Figure contents as structured data:
○ ○ ○ ○

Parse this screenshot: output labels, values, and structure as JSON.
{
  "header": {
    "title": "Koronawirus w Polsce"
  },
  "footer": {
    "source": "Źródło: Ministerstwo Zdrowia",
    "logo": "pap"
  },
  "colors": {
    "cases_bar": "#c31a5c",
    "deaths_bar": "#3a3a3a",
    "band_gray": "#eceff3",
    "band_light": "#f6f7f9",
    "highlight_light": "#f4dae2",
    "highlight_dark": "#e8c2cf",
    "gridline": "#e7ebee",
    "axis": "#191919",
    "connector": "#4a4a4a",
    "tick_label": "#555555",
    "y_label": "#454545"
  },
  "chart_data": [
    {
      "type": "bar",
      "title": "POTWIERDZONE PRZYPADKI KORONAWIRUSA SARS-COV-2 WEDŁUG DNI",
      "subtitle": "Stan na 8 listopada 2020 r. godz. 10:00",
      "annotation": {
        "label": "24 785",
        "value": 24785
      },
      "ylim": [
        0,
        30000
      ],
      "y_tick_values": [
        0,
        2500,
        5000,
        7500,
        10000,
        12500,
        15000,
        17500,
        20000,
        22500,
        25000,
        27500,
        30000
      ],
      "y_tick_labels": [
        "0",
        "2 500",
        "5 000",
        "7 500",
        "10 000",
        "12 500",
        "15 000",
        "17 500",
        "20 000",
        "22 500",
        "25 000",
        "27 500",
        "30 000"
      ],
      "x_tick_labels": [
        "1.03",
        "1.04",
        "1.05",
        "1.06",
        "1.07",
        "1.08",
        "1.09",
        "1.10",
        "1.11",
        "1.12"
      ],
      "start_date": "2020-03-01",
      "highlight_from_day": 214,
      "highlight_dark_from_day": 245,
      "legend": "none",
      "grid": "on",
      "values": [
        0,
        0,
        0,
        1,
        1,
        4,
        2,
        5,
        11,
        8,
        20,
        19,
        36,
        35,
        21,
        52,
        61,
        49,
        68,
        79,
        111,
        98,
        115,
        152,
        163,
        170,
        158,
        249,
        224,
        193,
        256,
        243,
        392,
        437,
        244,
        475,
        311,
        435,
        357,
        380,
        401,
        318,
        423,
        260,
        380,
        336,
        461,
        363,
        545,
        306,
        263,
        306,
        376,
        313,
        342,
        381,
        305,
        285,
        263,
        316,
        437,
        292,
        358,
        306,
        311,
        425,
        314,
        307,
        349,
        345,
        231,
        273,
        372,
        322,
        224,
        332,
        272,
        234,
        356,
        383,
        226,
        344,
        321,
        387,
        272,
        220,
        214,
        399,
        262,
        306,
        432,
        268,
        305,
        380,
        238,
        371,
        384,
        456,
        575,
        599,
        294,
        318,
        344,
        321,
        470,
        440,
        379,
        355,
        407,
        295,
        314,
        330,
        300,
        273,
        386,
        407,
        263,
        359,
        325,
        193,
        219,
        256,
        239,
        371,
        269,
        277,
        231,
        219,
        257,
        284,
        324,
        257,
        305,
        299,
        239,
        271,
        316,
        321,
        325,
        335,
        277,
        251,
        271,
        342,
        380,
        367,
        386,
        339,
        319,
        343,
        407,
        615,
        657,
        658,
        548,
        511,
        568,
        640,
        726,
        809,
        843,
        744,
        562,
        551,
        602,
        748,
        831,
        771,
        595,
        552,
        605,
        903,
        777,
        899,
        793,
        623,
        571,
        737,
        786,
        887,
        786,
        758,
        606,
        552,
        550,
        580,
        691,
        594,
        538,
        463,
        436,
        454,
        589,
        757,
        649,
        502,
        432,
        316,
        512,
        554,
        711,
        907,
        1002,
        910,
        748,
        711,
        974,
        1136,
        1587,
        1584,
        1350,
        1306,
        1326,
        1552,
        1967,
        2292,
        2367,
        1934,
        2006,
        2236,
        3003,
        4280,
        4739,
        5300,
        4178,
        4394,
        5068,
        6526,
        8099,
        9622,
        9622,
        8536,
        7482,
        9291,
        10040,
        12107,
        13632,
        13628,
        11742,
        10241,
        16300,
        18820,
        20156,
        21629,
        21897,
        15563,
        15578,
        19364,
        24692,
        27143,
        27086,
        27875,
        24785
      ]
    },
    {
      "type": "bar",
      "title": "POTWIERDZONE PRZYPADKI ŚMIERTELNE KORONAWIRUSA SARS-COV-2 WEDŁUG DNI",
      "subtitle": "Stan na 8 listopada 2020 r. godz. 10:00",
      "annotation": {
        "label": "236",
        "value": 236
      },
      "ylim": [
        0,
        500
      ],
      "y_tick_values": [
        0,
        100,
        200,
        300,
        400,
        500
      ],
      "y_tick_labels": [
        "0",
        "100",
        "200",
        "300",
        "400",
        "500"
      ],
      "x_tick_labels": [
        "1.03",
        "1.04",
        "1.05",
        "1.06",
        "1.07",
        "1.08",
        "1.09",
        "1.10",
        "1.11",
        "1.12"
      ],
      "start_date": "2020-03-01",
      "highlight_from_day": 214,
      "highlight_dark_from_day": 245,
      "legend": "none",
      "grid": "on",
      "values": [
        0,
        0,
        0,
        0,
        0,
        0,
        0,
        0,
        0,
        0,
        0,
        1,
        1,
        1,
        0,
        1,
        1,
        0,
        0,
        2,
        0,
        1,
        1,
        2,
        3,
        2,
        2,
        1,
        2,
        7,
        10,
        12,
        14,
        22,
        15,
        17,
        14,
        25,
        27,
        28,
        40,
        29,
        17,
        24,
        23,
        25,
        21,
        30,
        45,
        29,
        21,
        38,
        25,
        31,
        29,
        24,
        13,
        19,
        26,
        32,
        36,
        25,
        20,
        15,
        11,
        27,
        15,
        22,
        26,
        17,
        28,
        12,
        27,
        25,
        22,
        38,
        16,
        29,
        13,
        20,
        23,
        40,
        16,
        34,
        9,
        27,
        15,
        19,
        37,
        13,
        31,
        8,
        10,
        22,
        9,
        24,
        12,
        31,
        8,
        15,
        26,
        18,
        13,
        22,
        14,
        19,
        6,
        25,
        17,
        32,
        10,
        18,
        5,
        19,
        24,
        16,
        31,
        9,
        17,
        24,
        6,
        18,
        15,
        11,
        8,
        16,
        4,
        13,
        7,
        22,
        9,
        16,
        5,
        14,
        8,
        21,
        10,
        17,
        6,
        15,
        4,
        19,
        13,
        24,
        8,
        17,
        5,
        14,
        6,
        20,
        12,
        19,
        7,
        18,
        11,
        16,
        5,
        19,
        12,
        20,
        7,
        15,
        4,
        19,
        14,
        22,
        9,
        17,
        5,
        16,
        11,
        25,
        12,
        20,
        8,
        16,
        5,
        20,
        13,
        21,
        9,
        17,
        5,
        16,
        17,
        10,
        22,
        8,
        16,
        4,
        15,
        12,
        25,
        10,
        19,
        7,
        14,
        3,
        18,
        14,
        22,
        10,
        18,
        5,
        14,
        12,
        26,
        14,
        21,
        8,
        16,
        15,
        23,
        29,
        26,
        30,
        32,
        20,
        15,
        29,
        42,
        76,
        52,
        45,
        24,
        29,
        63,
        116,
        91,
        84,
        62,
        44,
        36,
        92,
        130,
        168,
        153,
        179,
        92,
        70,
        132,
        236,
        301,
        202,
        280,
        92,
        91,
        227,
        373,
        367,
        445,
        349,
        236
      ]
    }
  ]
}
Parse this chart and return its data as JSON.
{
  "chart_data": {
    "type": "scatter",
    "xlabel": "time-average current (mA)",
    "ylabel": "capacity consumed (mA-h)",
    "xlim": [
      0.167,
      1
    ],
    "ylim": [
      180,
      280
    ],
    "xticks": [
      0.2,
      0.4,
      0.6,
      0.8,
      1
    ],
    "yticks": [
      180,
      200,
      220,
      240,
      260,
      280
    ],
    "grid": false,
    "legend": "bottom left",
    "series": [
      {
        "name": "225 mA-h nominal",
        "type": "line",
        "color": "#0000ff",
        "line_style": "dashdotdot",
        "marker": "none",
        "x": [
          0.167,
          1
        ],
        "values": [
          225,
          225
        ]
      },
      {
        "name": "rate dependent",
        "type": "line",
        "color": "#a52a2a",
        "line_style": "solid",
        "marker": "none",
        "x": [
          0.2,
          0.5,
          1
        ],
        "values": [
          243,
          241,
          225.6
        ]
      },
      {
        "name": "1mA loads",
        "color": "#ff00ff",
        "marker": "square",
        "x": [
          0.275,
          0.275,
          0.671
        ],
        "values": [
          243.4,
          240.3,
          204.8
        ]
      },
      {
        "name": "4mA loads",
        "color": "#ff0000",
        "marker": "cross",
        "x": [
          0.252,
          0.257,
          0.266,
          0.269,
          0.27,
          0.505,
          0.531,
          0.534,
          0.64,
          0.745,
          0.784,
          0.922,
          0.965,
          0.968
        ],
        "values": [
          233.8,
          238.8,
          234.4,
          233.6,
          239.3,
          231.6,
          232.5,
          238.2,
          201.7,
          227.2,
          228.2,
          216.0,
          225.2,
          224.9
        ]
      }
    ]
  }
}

○ ○ ○ ○

▶ _Work required_:
Find each line with the string "WEDŁUG" and copy it out.

▶ _Correct response_:
      "title": "POTWIERDZONE PRZYPADKI KORONAWIRUSA SARS-COV-2 WEDŁUG DNI",
      "title": "POTWIERDZONE PRZYPADKI ŚMIERTELNE KORONAWIRUSA SARS-COV-2 WEDŁUG DNI",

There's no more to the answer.